REQUIREMENTS - Go through the entries one line at a time, and gather every line that has the word "battery".

RECORDS -

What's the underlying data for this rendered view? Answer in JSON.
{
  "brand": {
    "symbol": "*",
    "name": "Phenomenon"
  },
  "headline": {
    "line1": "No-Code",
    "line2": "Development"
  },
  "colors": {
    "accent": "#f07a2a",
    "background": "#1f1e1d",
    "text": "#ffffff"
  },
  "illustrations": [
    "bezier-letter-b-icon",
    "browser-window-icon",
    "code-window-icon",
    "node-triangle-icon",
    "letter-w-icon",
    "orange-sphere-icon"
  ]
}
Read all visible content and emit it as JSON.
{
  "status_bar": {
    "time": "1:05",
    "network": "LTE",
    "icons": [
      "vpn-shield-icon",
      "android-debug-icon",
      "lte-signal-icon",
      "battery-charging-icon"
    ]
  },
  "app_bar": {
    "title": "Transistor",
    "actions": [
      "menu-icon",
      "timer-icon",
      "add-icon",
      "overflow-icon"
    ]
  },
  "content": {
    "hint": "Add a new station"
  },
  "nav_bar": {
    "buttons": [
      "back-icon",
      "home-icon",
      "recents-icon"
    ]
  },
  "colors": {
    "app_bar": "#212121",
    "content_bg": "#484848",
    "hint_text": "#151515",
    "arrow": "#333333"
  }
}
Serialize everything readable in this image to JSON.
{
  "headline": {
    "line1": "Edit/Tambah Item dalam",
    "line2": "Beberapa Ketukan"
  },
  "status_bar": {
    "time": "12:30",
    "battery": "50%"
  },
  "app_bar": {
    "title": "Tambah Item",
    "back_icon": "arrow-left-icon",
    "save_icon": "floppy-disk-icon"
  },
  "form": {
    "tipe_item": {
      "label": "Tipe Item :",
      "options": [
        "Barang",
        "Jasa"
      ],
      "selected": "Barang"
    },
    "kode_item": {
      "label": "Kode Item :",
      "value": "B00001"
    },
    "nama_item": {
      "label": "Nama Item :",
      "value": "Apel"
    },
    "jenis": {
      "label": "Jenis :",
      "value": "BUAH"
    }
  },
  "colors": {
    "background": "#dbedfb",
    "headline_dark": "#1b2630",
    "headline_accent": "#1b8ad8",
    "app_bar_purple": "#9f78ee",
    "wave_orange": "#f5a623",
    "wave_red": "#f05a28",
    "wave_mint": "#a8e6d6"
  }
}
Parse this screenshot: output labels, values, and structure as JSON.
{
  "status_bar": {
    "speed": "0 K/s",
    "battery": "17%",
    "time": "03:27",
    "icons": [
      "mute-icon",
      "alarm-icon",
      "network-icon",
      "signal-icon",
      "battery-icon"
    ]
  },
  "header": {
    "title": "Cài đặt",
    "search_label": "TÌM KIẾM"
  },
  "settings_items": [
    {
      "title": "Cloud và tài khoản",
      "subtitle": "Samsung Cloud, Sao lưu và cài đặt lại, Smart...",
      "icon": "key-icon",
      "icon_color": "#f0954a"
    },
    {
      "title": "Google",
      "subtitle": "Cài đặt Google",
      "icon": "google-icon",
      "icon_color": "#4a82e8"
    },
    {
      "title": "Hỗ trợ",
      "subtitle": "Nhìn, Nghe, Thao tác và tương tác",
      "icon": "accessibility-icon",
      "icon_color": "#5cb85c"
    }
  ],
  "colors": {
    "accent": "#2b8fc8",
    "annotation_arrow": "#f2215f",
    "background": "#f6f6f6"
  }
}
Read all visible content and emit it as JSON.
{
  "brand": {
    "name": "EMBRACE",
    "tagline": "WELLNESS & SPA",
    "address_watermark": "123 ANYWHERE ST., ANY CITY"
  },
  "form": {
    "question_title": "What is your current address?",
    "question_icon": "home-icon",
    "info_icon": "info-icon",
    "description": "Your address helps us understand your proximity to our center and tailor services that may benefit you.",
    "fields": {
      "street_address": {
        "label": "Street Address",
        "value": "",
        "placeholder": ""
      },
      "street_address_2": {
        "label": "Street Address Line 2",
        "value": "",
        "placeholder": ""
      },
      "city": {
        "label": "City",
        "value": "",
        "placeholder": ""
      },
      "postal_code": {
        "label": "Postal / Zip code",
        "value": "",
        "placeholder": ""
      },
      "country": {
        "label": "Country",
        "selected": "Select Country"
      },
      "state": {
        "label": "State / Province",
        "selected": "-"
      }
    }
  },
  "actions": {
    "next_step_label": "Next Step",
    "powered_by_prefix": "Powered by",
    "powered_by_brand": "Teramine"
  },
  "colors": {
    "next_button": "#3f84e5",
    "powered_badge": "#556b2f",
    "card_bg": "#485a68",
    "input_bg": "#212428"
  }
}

RESULT -
      "battery-charging-icon"
    "battery": "50%"
    "battery": "17%",
      "battery-icon"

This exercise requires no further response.